_Given problem:_ Gather all lines in the entries below that include the word "Mengenalpasti".

======

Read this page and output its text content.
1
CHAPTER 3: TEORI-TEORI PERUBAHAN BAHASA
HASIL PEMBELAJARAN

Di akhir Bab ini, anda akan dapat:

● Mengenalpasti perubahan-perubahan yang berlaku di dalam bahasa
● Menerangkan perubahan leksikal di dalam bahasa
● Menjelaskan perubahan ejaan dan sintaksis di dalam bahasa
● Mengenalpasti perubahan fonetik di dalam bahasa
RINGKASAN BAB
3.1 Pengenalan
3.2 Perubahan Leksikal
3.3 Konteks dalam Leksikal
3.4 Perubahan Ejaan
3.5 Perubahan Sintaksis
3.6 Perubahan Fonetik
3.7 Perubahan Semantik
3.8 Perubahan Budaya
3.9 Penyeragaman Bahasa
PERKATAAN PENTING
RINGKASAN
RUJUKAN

======

_Exercise output:_
● Mengenalpasti perubahan-perubahan yang berlaku di dalam bahasa
● Mengenalpasti perubahan fonetik di dalam bahasa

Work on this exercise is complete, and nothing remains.